▸ **Work instructions**:
Write out the records below once more, exactly as they stand.
[start Stored rows]
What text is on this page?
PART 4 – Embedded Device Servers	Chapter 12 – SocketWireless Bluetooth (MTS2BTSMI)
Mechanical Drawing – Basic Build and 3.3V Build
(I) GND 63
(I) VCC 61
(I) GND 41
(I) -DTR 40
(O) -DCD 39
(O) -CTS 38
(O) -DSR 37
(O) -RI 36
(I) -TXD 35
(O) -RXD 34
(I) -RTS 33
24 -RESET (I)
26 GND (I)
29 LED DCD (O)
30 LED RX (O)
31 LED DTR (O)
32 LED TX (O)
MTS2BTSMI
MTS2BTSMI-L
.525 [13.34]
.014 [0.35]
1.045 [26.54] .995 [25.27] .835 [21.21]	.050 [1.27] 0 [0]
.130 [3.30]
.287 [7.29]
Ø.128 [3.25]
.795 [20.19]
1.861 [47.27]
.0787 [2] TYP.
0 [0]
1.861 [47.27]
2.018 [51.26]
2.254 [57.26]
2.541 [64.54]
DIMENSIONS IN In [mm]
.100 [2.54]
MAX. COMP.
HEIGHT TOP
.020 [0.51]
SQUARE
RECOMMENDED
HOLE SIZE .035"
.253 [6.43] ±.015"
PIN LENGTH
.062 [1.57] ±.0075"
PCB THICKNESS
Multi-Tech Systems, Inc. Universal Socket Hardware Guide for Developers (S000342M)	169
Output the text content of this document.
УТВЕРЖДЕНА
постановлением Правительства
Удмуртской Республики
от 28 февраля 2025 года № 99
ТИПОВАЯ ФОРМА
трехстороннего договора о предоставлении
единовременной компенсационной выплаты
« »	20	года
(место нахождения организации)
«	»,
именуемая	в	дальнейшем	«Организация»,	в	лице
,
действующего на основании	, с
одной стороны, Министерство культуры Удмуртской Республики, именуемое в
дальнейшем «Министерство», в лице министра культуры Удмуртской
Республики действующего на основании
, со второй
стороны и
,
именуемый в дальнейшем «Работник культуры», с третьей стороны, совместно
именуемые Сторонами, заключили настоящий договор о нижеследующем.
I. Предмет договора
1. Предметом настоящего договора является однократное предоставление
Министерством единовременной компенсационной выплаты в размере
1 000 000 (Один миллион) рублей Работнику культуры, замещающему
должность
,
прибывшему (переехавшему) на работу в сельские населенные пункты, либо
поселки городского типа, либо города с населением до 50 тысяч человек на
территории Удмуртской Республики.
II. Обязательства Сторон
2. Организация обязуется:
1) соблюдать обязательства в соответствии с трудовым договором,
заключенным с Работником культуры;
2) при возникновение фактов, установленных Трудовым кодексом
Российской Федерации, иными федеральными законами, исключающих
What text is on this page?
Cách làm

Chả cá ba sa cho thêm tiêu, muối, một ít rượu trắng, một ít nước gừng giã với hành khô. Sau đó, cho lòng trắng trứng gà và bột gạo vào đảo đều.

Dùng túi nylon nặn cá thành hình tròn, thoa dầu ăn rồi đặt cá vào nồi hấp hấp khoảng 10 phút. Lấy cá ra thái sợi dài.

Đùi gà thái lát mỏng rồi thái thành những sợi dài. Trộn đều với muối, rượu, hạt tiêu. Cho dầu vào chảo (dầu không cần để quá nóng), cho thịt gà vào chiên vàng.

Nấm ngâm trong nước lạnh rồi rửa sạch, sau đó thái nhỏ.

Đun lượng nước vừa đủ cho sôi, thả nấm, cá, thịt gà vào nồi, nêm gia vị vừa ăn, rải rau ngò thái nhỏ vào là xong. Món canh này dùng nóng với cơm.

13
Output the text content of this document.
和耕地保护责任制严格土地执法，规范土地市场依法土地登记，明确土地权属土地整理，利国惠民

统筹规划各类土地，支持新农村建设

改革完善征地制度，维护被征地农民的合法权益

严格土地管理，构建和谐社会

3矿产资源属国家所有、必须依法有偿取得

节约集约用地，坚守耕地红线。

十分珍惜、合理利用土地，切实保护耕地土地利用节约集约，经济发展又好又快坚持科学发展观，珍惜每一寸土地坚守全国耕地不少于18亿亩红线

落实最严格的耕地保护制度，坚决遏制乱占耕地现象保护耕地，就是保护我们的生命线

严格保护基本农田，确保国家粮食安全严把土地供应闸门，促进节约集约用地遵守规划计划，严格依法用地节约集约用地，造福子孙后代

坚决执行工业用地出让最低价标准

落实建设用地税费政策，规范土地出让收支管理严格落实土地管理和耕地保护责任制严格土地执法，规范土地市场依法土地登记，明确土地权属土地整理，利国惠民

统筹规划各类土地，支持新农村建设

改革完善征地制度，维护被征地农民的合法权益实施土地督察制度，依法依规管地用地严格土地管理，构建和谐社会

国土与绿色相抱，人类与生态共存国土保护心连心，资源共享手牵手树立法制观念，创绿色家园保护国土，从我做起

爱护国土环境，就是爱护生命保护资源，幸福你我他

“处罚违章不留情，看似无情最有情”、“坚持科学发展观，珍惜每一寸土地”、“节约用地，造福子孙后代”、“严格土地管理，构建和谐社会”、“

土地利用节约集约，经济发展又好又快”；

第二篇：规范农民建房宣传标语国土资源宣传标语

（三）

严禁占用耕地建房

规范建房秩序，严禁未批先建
[end Stored rows]
▸ **Completed exercise**:
What text is on this page?
PART 4 – Embedded Device Servers	Chapter 12 – SocketWireless Bluetooth (MTS2BTSMI)
Mechanical Drawing – Basic Build and 3.3V Build
(I) GND 63
(I) VCC 61
(I) GND 41
(I) -DTR 40
(O) -DCD 39
(O) -CTS 38
(O) -DSR 37
(O) -RI 36
(I) -TXD 35
(O) -RXD 34
(I) -RTS 33
24 -RESET (I)
26 GND (I)
29 LED DCD (O)
30 LED RX (O)
31 LED DTR (O)
32 LED TX (O)
MTS2BTSMI
MTS2BTSMI-L
.525 [13.34]
.014 [0.35]
1.045 [26.54] .995 [25.27] .835 [21.21]	.050 [1.27] 0 [0]
.130 [3.30]
.287 [7.29]
Ø.128 [3.25]
.795 [20.19]
1.861 [47.27]
.0787 [2] TYP.
0 [0]
1.861 [47.27]
2.018 [51.26]
2.254 [57.26]
2.541 [64.54]
DIMENSIONS IN In [mm]
.100 [2.54]
MAX. COMP.
HEIGHT TOP
.020 [0.51]
SQUARE
RECOMMENDED
HOLE SIZE .035"
.253 [6.43] ±.015"
PIN LENGTH
.062 [1.57] ±.0075"
PCB THICKNESS
Multi-Tech Systems, Inc. Universal Socket Hardware Guide for Developers (S000342M)	169
Output the text content of this document.
УТВЕРЖДЕНА
постановлением Правительства
Удмуртской Республики
от 28 февраля 2025 года № 99
ТИПОВАЯ ФОРМА
трехстороннего договора о предоставлении
единовременной компенсационной выплаты
« »	20	года
(место нахождения организации)
«	»,
именуемая	в	дальнейшем	«Организация»,	в	лице
,
действующего на основании	, с
одной стороны, Министерство культуры Удмуртской Республики, именуемое в
дальнейшем «Министерство», в лице министра культуры Удмуртской
Республики действующего на основании
, со второй
стороны и
,
именуемый в дальнейшем «Работник культуры», с третьей стороны, совместно
именуемые Сторонами, заключили настоящий договор о нижеследующем.
I. Предмет договора
1. Предметом настоящего договора является однократное предоставление
Министерством единовременной компенсационной выплаты в размере
1 000 000 (Один миллион) рублей Работнику культуры, замещающему
должность
,
прибывшему (переехавшему) на работу в сельские населенные пункты, либо
поселки городского типа, либо города с населением до 50 тысяч человек на
территории Удмуртской Республики.
II. Обязательства Сторон
2. Организация обязуется:
1) соблюдать обязательства в соответствии с трудовым договором,
заключенным с Работником культуры;
2) при возникновение фактов, установленных Трудовым кодексом
Российской Федерации, иными федеральными законами, исключающих
What text is on this page?
Cách làm

Chả cá ba sa cho thêm tiêu, muối, một ít rượu trắng, một ít nước gừng giã với hành khô. Sau đó, cho lòng trắng trứng gà và bột gạo vào đảo đều.

Dùng túi nylon nặn cá thành hình tròn, thoa dầu ăn rồi đặt cá vào nồi hấp hấp khoảng 10 phút. Lấy cá ra thái sợi dài.

Đùi gà thái lát mỏng rồi thái thành những sợi dài. Trộn đều với muối, rượu, hạt tiêu. Cho dầu vào chảo (dầu không cần để quá nóng), cho thịt gà vào chiên vàng.

Nấm ngâm trong nước lạnh rồi rửa sạch, sau đó thái nhỏ.

Đun lượng nước vừa đủ cho sôi, thả nấm, cá, thịt gà vào nồi, nêm gia vị vừa ăn, rải rau ngò thái nhỏ vào là xong. Món canh này dùng nóng với cơm.

13
Output the text content of this document.
和耕地保护责任制严格土地执法，规范土地市场依法土地登记，明确土地权属土地整理，利国惠民

统筹规划各类土地，支持新农村建设

改革完善征地制度，维护被征地农民的合法权益

严格土地管理，构建和谐社会

3矿产资源属国家所有、必须依法有偿取得

节约集约用地，坚守耕地红线。

十分珍惜、合理利用土地，切实保护耕地土地利用节约集约，经济发展又好又快坚持科学发展观，珍惜每一寸土地坚守全国耕地不少于18亿亩红线

落实最严格的耕地保护制度，坚决遏制乱占耕地现象保护耕地，就是保护我们的生命线

严格保护基本农田，确保国家粮食安全严把土地供应闸门，促进节约集约用地遵守规划计划，严格依法用地节约集约用地，造福子孙后代

坚决执行工业用地出让最低价标准

落实建设用地税费政策，规范土地出让收支管理严格落实土地管理和耕地保护责任制严格土地执法，规范土地市场依法土地登记，明确土地权属土地整理，利国惠民

统筹规划各类土地，支持新农村建设

改革完善征地制度，维护被征地农民的合法权益实施土地督察制度，依法依规管地用地严格土地管理，构建和谐社会

国土与绿色相抱，人类与生态共存国土保护心连心，资源共享手牵手树立法制观念，创绿色家园保护国土，从我做起

爱护国土环境，就是爱护生命保护资源，幸福你我他

“处罚违章不留情，看似无情最有情”、“坚持科学发展观，珍惜每一寸土地”、“节约用地，造福子孙后代”、“严格土地管理，构建和谐社会”、“

土地利用节约集约，经济发展又好又快”；

第二篇：规范农民建房宣传标语国土资源宣传标语

（三）

严禁占用耕地建房

规范建房秩序，严禁未批先建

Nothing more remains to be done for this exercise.